━━ RECORDS SUPPLIED
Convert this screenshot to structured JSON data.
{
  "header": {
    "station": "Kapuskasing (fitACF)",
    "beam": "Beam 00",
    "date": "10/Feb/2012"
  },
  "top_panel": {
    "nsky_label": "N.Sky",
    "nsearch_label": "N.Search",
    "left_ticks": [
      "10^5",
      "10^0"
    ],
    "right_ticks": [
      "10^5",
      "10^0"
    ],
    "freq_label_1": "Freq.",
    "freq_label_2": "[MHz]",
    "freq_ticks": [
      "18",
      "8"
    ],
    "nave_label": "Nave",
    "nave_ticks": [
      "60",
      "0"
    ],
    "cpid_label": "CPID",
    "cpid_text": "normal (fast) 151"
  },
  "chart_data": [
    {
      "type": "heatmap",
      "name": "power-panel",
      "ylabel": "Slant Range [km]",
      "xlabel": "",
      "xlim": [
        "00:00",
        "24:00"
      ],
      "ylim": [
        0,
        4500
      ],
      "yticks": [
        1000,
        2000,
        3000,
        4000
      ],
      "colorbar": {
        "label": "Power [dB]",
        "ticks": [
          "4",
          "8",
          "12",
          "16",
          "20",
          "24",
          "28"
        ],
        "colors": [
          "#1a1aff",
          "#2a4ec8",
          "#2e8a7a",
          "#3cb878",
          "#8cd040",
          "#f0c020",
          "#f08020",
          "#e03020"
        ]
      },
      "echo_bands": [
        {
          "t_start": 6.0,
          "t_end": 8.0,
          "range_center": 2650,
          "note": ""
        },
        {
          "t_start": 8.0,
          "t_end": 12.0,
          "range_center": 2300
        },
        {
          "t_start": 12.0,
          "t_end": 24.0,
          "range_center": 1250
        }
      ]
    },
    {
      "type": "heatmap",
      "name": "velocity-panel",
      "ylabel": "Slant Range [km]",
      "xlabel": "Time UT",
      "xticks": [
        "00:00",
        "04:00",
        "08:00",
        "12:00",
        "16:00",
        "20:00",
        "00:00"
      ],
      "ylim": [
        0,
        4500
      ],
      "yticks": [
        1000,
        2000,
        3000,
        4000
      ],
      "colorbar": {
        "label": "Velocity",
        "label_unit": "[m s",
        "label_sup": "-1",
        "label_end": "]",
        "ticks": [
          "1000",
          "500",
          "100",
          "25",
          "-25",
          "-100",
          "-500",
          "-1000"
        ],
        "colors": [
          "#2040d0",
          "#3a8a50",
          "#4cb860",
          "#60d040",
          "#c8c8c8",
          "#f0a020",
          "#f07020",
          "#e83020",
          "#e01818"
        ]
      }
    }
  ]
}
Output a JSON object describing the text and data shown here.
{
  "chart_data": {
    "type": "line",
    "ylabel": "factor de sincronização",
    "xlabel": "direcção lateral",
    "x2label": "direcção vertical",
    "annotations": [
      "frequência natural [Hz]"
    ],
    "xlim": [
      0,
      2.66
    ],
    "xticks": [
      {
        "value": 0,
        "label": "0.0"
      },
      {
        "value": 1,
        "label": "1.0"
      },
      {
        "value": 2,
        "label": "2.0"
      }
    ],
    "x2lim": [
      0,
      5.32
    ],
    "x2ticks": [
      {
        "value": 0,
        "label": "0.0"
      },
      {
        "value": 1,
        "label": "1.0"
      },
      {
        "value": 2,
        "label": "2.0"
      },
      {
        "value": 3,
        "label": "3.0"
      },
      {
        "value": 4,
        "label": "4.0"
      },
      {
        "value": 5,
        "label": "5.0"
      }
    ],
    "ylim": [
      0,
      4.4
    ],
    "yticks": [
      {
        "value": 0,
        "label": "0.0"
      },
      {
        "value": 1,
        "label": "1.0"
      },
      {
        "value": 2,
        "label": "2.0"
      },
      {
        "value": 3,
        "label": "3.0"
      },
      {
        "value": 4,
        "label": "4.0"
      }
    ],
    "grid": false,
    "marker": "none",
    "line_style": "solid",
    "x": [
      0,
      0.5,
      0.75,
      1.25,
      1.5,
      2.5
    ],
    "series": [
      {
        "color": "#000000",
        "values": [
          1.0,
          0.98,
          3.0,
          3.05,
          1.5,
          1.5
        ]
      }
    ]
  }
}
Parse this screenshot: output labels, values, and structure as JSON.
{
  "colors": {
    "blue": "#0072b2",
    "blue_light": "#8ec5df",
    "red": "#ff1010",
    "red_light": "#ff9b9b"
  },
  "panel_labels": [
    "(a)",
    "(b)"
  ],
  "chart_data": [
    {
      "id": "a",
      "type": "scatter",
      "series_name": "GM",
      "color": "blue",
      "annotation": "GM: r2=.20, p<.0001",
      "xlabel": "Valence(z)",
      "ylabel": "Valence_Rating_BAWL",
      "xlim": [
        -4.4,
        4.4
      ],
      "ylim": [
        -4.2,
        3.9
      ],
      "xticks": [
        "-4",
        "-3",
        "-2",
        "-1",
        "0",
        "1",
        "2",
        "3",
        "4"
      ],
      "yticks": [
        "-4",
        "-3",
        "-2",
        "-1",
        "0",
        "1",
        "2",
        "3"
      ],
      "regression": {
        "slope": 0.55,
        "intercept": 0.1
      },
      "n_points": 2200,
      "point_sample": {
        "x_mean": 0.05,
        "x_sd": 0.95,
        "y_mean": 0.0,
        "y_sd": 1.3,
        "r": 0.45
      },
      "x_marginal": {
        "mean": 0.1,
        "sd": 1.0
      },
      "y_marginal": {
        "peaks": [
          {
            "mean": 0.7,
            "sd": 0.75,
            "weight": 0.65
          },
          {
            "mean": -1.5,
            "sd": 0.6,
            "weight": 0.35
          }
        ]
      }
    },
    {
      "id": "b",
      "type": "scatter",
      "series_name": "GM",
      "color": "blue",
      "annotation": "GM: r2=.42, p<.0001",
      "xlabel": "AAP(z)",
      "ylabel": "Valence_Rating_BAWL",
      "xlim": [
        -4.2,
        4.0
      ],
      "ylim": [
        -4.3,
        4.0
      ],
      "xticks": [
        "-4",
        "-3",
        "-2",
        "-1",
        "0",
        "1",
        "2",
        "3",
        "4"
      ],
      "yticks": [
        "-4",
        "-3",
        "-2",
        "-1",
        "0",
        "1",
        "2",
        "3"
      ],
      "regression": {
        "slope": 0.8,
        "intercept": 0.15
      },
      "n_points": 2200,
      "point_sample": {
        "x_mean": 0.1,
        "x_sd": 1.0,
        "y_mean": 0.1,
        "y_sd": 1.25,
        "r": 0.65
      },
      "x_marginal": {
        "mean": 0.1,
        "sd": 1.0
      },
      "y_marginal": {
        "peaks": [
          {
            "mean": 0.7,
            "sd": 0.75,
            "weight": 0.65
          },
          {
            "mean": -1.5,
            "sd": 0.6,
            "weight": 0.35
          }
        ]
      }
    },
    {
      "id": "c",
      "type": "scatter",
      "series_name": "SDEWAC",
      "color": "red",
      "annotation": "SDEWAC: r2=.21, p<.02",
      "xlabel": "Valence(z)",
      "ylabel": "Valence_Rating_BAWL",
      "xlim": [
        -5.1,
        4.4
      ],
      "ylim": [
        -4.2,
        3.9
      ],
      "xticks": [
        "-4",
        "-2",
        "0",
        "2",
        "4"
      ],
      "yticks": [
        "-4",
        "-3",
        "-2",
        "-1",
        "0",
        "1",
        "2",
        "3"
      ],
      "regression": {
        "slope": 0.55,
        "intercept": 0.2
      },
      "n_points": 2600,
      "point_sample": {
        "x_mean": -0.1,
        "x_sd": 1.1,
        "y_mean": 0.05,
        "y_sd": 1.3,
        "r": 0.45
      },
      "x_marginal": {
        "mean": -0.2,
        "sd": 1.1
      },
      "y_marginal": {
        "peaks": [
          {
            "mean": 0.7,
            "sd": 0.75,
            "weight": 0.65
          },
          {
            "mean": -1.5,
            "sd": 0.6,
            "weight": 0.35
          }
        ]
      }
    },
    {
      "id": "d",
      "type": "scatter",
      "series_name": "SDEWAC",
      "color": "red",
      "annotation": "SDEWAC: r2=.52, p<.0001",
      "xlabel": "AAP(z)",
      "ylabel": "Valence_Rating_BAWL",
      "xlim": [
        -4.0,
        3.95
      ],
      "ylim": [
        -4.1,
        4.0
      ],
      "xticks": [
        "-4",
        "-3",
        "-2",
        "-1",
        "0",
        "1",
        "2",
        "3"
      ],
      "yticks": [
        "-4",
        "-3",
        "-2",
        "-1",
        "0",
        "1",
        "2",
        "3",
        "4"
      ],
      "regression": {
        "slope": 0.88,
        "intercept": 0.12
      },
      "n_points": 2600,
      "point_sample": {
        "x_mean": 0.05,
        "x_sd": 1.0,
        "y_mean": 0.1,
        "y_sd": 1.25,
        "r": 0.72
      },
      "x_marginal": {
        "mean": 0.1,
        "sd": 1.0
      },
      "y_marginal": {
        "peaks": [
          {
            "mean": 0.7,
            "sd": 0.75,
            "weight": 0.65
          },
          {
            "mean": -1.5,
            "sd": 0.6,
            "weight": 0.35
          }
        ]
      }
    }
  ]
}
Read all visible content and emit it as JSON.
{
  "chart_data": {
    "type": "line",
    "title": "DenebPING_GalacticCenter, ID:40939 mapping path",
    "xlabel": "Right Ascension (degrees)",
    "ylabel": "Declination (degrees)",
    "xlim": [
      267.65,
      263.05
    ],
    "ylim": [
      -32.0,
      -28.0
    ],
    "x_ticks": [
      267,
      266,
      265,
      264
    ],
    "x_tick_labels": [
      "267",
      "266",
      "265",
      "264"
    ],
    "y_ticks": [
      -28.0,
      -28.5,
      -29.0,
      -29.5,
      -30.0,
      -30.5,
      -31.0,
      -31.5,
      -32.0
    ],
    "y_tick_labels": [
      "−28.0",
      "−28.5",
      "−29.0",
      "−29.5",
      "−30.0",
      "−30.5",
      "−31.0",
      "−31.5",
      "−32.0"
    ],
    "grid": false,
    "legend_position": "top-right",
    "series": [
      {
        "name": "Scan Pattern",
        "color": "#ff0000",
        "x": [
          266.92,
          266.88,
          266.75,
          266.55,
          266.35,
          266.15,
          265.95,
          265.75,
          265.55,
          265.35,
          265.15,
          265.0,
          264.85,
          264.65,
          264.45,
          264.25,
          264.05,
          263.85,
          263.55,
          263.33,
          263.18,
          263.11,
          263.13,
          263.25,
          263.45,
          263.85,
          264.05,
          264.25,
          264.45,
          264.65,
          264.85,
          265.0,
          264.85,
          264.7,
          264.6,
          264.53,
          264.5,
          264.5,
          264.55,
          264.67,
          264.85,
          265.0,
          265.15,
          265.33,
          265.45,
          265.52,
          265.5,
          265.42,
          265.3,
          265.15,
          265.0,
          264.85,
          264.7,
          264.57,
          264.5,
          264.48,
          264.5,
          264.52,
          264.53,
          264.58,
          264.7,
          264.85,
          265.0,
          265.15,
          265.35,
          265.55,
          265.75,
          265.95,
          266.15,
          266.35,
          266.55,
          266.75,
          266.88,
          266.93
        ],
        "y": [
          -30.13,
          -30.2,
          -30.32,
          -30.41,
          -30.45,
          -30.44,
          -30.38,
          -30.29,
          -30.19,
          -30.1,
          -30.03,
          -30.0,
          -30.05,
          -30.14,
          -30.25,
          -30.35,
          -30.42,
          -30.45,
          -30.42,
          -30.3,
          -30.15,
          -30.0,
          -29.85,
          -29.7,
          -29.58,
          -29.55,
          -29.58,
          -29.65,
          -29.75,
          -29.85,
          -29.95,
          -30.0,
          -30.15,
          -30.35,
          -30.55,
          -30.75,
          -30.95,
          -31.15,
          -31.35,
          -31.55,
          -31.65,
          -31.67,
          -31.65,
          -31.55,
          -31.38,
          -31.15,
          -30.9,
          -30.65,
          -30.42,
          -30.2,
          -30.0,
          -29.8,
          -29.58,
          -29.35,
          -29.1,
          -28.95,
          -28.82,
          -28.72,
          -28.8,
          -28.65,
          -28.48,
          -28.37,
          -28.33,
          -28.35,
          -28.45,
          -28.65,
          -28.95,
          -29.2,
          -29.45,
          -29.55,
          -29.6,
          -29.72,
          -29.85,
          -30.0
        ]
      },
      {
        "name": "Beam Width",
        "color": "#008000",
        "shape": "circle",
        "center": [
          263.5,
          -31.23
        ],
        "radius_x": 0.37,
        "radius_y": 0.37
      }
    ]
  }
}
━━━━
Look for the word "xlabel" and return every line where it occurs.

      "xlabel": "",
      "xlabel": "Time UT",
    "xlabel": "direcção lateral",
      "xlabel": "Valence(z)",
      "xlabel": "AAP(z)",
      "xlabel": "Valence(z)",
      "xlabel": "AAP(z)",
    "xlabel": "Right Ascension (degrees)",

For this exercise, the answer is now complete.